For the word "FLOT", find each line in the entries where it occurs and copy that line.

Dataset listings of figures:
%%

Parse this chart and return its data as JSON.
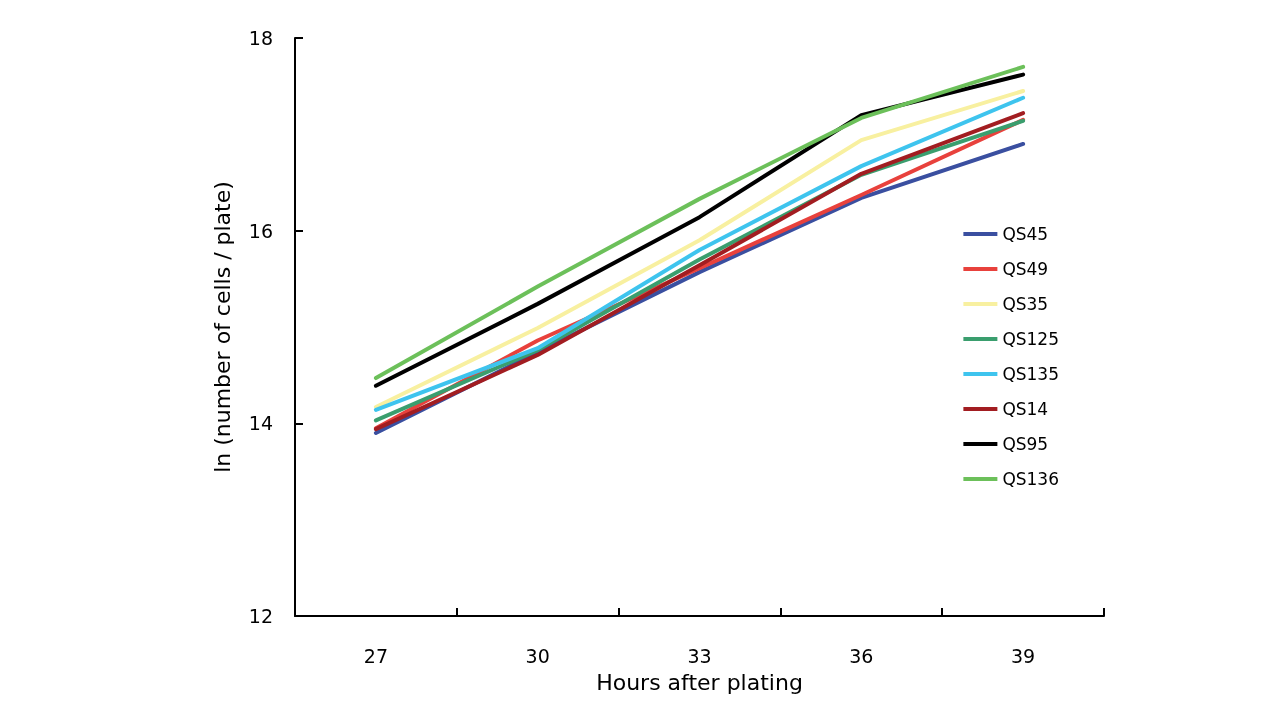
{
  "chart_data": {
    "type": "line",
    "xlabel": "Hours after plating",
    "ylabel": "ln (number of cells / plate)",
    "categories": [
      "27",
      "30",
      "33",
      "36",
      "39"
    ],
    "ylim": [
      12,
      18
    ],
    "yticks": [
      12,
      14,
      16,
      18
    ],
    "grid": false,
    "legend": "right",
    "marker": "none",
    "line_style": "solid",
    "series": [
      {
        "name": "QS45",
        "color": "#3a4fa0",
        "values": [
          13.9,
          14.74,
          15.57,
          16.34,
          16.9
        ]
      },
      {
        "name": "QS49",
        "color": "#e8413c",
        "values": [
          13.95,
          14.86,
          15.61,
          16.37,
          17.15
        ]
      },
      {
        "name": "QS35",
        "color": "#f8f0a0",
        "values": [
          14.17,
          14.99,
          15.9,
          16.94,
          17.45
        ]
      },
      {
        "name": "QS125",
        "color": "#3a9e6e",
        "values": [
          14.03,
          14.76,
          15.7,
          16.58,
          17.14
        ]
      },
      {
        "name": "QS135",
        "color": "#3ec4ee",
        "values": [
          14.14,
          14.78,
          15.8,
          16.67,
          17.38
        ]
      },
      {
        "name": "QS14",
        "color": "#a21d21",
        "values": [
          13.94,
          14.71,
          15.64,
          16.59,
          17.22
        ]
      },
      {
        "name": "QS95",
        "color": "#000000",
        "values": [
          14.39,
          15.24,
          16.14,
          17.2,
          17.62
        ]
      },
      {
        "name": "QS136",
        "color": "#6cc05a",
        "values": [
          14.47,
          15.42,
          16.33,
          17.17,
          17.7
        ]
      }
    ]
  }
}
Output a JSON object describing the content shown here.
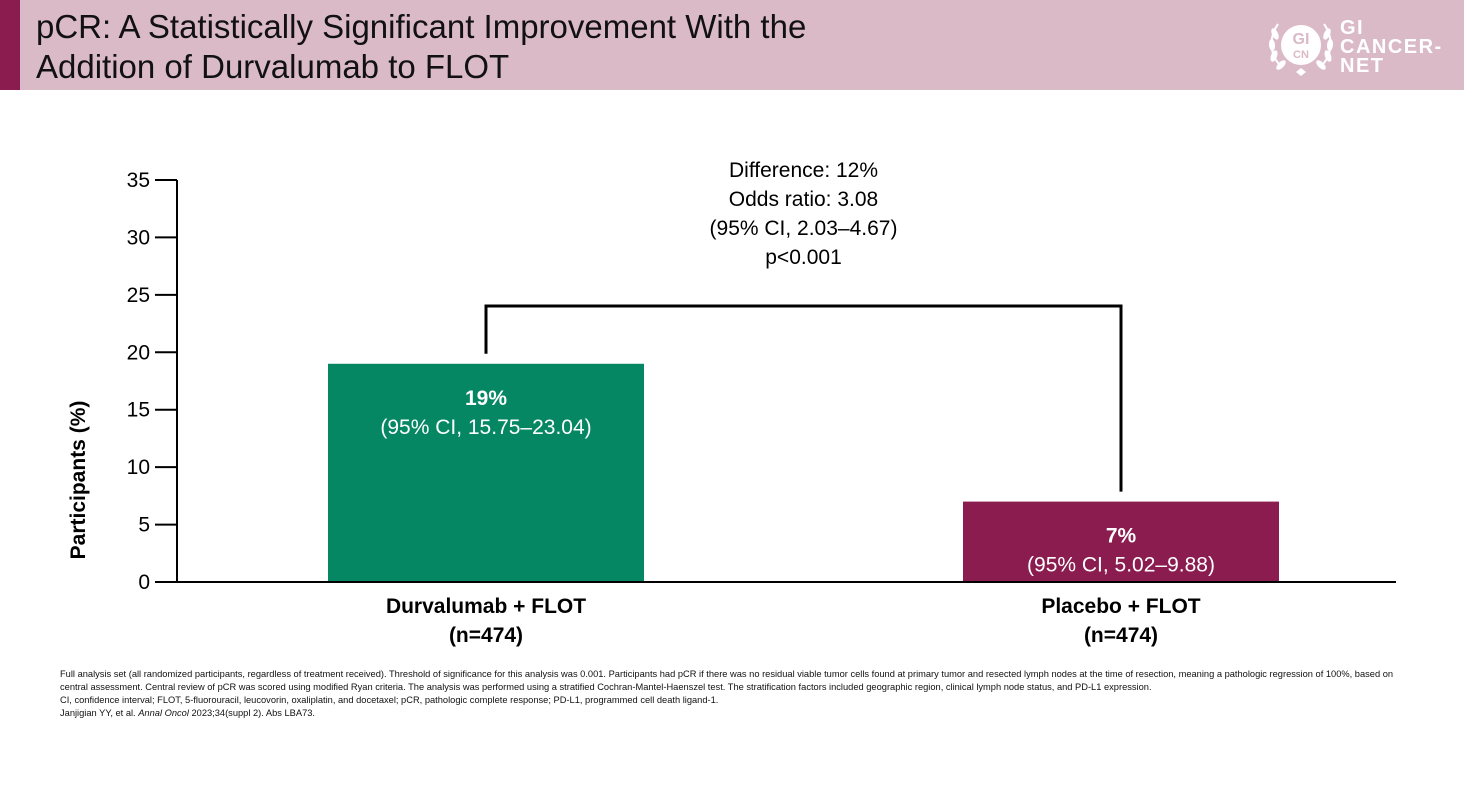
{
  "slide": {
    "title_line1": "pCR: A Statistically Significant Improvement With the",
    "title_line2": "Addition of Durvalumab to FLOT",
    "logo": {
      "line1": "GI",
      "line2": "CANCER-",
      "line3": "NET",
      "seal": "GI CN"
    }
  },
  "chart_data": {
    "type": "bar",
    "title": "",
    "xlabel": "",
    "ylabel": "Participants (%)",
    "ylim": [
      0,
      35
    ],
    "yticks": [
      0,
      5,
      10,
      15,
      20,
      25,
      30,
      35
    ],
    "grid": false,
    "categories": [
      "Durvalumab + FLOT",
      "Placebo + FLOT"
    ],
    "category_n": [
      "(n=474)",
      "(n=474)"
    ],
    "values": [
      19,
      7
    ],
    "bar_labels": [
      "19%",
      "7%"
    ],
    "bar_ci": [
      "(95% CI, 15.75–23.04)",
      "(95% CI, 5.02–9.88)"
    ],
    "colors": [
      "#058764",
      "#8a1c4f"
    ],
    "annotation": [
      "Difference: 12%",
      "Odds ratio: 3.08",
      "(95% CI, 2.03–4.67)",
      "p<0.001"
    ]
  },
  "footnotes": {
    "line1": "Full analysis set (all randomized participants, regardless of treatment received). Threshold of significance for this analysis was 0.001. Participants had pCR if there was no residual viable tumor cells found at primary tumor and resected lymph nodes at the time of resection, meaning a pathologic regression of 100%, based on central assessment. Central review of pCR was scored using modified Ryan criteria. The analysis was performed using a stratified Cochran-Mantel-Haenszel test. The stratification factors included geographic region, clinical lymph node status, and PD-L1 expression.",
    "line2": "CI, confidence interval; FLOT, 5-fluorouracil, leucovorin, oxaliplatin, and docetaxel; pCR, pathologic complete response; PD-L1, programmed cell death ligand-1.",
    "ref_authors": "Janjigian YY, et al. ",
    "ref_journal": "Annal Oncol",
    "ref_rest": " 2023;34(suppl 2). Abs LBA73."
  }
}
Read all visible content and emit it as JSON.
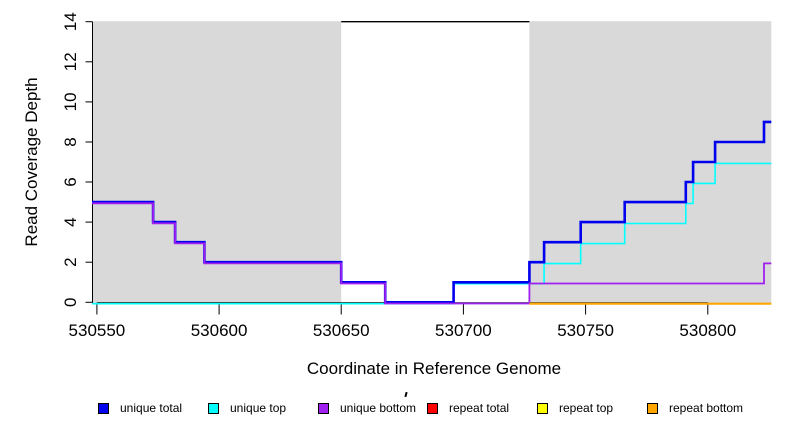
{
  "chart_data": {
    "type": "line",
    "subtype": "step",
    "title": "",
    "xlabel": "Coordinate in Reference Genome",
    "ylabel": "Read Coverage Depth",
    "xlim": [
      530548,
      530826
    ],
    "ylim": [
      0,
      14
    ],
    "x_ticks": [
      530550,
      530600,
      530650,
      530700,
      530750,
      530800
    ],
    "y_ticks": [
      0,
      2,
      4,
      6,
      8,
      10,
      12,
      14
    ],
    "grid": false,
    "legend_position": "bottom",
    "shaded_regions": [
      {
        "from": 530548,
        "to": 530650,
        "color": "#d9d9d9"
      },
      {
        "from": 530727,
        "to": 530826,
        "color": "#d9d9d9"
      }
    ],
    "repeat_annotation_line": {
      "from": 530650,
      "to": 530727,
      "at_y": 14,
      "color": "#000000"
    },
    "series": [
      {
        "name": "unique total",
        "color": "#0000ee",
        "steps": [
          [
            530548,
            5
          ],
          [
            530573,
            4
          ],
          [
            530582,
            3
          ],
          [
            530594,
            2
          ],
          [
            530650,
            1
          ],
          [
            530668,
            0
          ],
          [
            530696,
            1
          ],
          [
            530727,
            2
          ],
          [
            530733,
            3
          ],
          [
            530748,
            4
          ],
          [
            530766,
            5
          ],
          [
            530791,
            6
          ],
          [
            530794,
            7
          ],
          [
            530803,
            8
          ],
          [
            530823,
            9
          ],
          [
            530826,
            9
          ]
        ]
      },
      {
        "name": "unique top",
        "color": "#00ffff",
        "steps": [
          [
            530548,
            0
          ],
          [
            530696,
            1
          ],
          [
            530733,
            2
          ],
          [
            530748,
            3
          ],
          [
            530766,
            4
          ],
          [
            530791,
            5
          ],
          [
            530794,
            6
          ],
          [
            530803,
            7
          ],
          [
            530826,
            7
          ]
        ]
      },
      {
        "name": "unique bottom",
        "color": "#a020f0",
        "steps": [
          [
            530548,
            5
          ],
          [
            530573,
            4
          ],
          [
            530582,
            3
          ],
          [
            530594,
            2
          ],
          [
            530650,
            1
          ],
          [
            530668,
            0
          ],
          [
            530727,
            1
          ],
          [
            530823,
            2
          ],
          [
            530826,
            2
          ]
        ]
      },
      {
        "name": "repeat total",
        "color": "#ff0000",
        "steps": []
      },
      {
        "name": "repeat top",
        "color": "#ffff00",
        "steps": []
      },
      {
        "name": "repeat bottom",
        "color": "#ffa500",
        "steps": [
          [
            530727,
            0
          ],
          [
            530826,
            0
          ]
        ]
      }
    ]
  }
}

%%

# ANSWER SPACE
    "title_line2": "Addition of Durvalumab to FLOT",
      "Durvalumab + FLOT",
      "Placebo + FLOT"
    "line2": "CI, confidence interval; FLOT, 5-fluorouracil, leucovorin, oxaliplatin, and docetaxel; pCR, pathologic complete response; PD-L1, programmed cell death ligand-1.",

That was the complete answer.